→ SHORT TASK: Go through the listing below and list every line with "were".

--- START OF STORED DATA ---

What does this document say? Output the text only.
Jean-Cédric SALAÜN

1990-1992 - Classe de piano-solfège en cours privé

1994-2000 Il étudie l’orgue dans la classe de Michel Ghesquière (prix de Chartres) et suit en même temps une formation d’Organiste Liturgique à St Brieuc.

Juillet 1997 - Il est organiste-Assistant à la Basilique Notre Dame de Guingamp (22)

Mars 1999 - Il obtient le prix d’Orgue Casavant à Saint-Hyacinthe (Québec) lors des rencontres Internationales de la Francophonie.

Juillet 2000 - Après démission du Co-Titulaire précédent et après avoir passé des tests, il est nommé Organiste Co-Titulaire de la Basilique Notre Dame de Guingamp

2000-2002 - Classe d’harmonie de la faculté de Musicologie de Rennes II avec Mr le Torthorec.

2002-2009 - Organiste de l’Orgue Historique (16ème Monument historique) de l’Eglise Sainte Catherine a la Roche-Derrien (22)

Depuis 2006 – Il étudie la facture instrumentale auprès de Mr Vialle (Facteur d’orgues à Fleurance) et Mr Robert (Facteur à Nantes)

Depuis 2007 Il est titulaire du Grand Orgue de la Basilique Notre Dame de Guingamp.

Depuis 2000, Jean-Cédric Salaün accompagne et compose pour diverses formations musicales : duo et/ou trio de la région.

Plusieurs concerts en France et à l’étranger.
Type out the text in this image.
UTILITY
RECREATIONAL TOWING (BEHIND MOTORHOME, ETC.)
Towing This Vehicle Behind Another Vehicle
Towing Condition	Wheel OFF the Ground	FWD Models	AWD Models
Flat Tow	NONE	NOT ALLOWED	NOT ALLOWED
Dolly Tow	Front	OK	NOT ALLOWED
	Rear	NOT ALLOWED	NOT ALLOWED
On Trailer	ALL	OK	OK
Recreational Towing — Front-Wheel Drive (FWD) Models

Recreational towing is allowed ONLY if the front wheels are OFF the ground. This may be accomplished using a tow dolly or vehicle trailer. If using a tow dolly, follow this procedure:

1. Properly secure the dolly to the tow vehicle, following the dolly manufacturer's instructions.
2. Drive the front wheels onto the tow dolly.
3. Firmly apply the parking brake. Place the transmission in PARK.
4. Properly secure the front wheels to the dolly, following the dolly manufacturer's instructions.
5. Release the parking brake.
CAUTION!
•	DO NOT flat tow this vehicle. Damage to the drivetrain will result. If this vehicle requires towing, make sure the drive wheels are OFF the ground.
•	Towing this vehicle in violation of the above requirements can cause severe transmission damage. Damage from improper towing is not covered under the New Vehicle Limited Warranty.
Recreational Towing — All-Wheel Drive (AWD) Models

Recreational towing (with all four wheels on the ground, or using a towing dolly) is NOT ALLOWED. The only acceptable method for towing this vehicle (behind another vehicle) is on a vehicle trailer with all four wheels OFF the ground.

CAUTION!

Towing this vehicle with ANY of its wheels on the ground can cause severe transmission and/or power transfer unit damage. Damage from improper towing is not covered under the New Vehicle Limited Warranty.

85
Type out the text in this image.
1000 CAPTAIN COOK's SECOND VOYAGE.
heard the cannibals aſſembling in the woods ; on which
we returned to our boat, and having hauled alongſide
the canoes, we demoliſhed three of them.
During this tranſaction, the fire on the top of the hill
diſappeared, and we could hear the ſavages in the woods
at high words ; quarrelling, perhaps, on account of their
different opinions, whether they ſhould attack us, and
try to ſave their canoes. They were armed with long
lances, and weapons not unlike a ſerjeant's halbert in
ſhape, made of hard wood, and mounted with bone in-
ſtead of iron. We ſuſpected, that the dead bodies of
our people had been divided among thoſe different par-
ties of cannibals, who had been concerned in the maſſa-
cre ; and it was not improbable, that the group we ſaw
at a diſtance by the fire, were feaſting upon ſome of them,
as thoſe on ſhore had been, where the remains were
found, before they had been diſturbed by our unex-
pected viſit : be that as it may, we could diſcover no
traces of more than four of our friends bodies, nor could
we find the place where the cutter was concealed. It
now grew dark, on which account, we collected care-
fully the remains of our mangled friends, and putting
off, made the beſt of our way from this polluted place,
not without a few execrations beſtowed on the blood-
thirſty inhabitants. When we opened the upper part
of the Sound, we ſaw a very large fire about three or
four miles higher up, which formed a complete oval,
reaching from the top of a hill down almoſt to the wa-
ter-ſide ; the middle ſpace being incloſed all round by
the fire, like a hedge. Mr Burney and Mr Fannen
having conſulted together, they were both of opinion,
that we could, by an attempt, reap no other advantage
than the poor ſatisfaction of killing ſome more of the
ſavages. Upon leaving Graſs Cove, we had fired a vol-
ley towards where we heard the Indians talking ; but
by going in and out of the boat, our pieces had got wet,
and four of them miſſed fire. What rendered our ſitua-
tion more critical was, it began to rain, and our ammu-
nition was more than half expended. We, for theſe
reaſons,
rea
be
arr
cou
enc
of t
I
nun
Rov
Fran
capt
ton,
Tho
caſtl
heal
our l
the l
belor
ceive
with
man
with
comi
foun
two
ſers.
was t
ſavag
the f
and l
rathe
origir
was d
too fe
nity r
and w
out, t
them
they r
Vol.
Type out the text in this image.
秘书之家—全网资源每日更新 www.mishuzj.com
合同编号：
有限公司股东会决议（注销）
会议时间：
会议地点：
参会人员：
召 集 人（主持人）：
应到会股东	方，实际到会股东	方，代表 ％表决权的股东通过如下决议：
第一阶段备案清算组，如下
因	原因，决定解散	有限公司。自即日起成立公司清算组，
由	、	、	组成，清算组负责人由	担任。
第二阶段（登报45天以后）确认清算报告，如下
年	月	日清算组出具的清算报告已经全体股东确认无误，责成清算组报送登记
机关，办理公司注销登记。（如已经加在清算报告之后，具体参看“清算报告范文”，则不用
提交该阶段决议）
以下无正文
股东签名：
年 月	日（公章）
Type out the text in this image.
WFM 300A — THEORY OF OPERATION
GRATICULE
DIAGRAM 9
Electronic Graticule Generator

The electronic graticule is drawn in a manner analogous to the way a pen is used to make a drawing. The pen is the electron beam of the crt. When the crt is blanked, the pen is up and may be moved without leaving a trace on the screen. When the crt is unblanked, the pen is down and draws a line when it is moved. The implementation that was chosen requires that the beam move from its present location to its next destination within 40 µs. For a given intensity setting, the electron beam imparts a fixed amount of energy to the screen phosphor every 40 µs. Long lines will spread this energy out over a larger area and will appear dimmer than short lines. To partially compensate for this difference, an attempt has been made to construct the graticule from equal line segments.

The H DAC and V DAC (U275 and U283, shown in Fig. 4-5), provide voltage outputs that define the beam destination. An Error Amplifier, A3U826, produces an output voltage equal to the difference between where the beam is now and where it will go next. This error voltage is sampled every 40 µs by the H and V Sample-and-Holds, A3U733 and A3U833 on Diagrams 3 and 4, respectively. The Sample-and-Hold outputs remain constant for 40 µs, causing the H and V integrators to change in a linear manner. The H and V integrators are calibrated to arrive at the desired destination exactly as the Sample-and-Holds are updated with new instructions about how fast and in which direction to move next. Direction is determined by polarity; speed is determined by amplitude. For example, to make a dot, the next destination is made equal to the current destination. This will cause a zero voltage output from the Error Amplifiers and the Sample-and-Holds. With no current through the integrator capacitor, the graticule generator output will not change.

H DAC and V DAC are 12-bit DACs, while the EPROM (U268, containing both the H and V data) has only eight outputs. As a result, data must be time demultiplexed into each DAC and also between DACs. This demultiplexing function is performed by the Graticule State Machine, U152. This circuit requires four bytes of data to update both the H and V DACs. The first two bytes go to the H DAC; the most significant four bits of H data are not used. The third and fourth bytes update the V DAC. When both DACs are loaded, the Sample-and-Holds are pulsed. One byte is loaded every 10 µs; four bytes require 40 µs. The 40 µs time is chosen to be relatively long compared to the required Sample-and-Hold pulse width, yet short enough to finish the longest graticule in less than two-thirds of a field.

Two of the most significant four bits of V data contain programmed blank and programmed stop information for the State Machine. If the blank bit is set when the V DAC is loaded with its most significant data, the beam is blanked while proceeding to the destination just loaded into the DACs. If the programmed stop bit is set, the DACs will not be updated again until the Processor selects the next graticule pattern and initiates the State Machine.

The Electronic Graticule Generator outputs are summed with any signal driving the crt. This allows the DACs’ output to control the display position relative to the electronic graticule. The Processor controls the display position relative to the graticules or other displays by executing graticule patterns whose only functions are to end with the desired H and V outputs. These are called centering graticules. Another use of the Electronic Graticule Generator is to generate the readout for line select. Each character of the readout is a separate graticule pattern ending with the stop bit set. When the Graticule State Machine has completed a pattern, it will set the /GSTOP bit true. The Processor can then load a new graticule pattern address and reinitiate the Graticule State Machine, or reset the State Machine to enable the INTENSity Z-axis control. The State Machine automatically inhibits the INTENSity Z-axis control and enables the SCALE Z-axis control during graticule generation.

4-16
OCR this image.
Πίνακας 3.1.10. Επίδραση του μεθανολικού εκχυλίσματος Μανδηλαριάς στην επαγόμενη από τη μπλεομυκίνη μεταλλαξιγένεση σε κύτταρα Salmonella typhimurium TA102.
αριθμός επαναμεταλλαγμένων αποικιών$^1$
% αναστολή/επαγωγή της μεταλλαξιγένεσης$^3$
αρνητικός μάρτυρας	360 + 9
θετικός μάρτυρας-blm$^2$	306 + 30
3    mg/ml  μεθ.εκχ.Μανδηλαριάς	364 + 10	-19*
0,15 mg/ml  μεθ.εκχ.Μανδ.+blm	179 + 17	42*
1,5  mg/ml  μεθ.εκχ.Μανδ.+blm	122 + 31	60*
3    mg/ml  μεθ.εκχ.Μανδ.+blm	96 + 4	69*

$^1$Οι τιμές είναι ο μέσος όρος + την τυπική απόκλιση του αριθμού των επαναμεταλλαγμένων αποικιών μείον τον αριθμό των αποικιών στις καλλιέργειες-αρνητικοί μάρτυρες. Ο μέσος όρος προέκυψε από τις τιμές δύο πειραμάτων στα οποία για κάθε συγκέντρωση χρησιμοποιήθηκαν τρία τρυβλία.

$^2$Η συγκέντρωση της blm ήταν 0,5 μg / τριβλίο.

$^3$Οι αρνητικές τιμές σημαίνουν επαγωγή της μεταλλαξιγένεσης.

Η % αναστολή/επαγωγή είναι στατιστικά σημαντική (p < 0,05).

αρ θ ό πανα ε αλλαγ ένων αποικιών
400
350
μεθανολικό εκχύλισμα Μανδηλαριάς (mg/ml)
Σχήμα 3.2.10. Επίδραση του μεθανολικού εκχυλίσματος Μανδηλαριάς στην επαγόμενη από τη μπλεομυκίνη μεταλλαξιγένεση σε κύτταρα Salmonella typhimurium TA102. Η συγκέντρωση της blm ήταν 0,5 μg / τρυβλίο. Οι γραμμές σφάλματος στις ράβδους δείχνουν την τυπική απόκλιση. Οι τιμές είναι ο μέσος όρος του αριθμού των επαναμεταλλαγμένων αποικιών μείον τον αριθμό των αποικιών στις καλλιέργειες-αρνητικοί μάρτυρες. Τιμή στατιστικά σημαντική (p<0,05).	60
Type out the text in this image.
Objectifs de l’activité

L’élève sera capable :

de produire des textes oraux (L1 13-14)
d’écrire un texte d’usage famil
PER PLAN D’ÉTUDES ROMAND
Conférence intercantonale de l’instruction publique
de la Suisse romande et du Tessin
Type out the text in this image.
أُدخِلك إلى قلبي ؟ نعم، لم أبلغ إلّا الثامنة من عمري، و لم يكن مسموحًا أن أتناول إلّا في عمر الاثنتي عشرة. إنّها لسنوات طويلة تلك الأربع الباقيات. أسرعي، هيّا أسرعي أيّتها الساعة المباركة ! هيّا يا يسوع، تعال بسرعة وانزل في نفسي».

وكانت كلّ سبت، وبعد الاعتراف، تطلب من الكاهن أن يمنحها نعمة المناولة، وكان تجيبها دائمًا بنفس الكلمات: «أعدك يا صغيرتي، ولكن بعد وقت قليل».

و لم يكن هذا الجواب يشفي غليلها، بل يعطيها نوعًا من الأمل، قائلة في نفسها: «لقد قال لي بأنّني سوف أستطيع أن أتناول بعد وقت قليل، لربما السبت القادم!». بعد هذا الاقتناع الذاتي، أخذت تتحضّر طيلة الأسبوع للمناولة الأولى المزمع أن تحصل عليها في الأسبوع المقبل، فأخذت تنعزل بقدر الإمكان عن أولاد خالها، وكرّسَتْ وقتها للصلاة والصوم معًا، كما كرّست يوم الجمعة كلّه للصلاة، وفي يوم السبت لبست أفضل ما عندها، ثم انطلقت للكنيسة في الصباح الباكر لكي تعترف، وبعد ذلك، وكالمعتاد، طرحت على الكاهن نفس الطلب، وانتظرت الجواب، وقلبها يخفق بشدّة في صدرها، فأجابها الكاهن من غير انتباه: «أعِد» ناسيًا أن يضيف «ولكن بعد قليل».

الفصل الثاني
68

--- END OF STORED DATA ---

→ EXERCISE OUTPUT:
try to ſave their canoes. They were armed with long
at a diſtance by the fire, were feaſting upon ſome of them,
as thoſe on ſhore had been, where the remains were
having conſulted together, they were both of opinion,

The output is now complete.